**Task instructions**
Copy out the lines that have "resource" in them.

____ Materials provided

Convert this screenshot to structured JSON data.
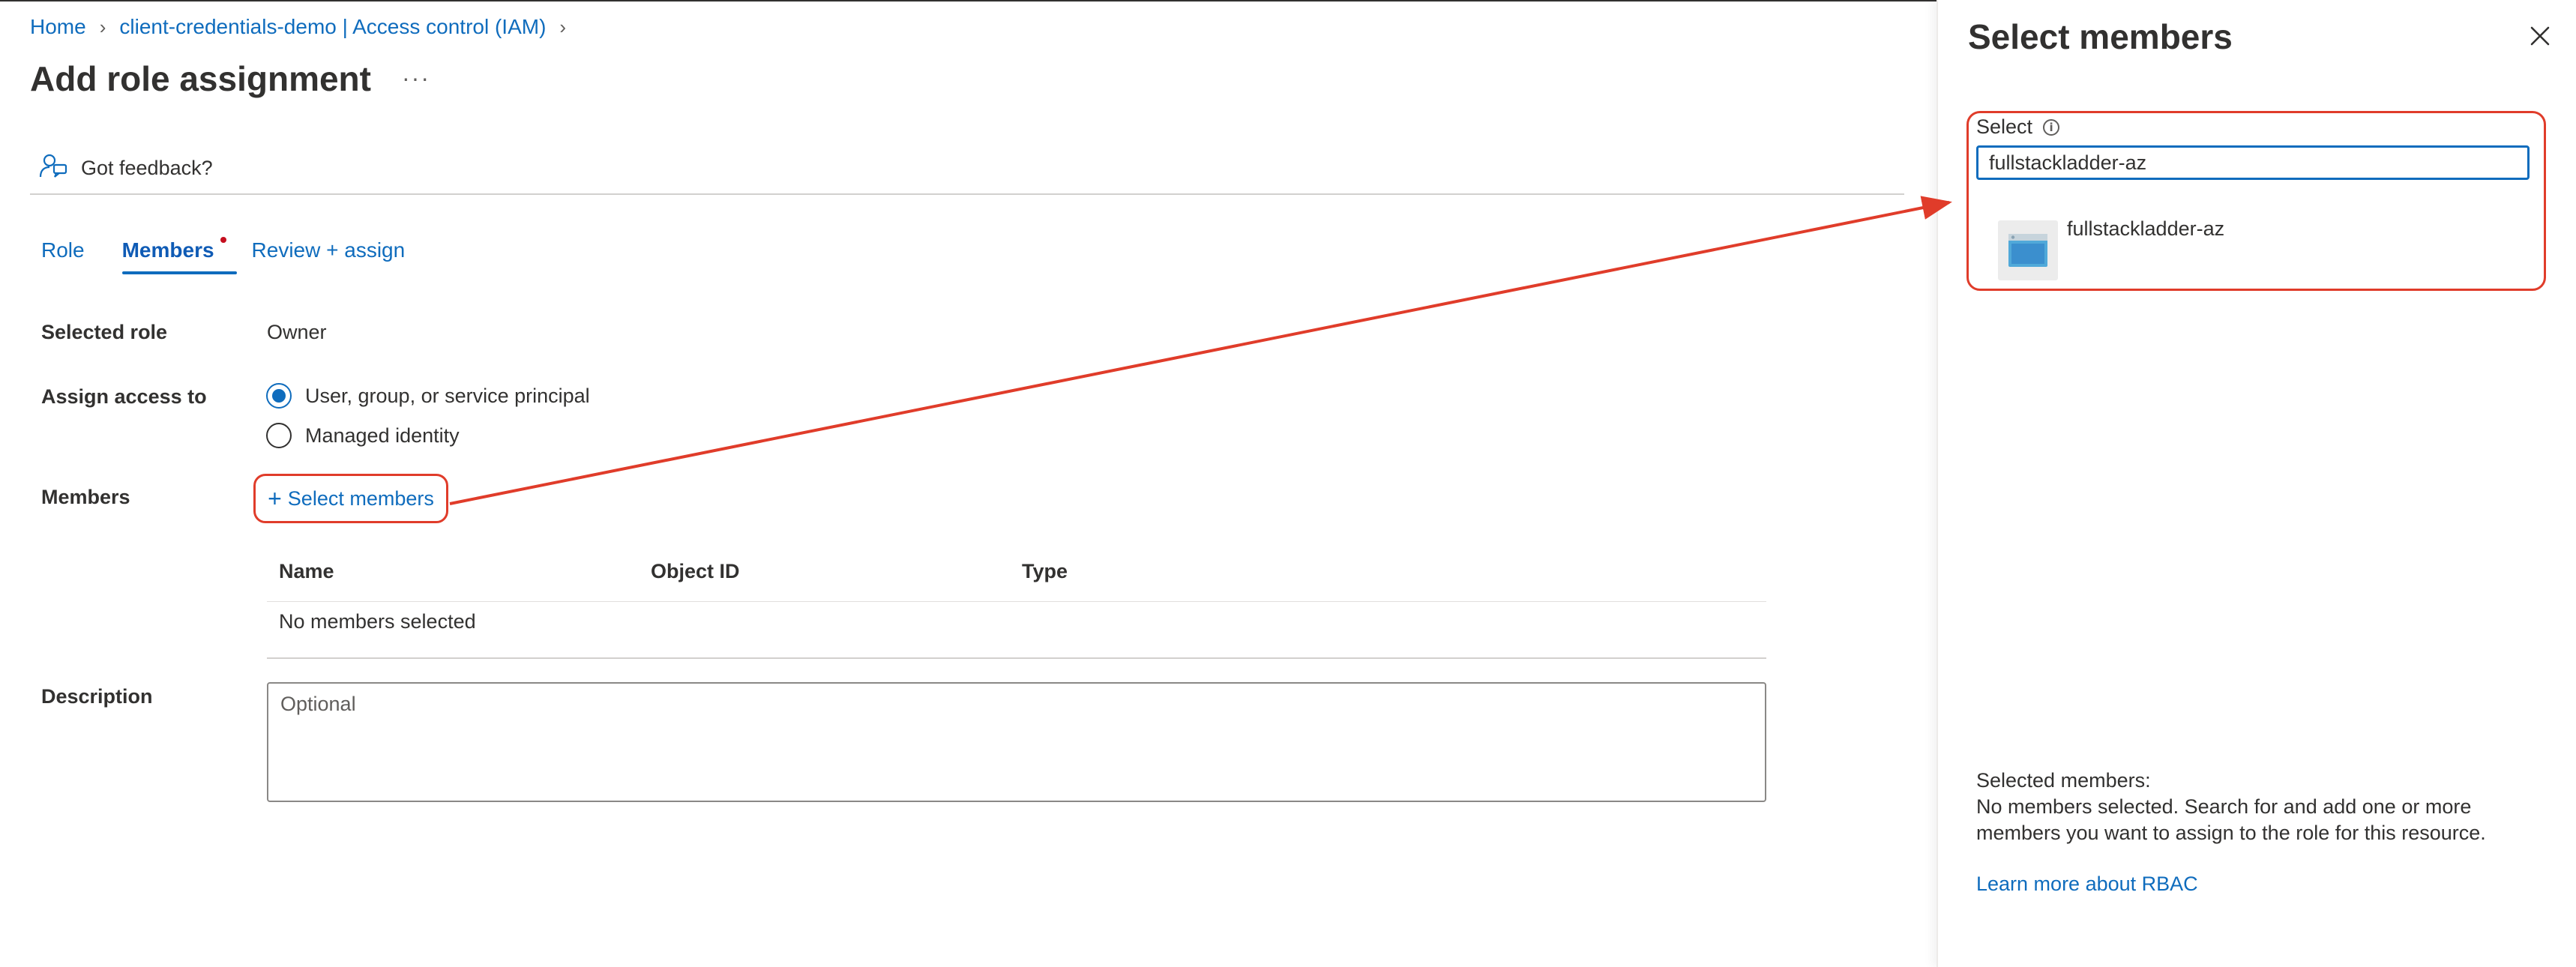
{
  "breadcrumb": {
    "home": "Home",
    "resource": "client-credentials-demo | Access control (IAM)"
  },
  "page": {
    "title": "Add role assignment",
    "more": "···"
  },
  "feedback": {
    "label": "Got feedback?"
  },
  "tabs": [
    {
      "label": "Role",
      "active": false
    },
    {
      "label": "Members",
      "active": true
    },
    {
      "label": "Review + assign",
      "active": false
    }
  ],
  "form": {
    "selected_role_label": "Selected role",
    "selected_role_value": "Owner",
    "assign_access_label": "Assign access to",
    "assign_options": [
      {
        "label": "User, group, or service principal",
        "checked": true
      },
      {
        "label": "Managed identity",
        "checked": false
      }
    ],
    "members_label": "Members",
    "select_members_button": "Select members",
    "table": {
      "columns": [
        "Name",
        "Object ID",
        "Type"
      ],
      "empty_text": "No members selected"
    },
    "description_label": "Description",
    "description_placeholder": "Optional"
  },
  "panel": {
    "title": "Select members",
    "select_label": "Select",
    "search_value": "fullstackladder-az",
    "results": [
      {
        "name": "fullstackladder-az",
        "icon": "app-registration-icon"
      }
    ],
    "selected_members_heading": "Selected members:",
    "selected_members_text": "No members selected. Search for and add one or more members you want to assign to the role for this resource.",
    "learn_more": "Learn more about RBAC"
  },
  "colors": {
    "accent": "#0f6cbd",
    "annotation": "#e03c2a"
  }
}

________

**Exercise output**
    "resource": "client-credentials-demo | Access control (IAM)"
    "selected_members_text": "No members selected. Search for and add one or more members you want to assign to the role for this resource.",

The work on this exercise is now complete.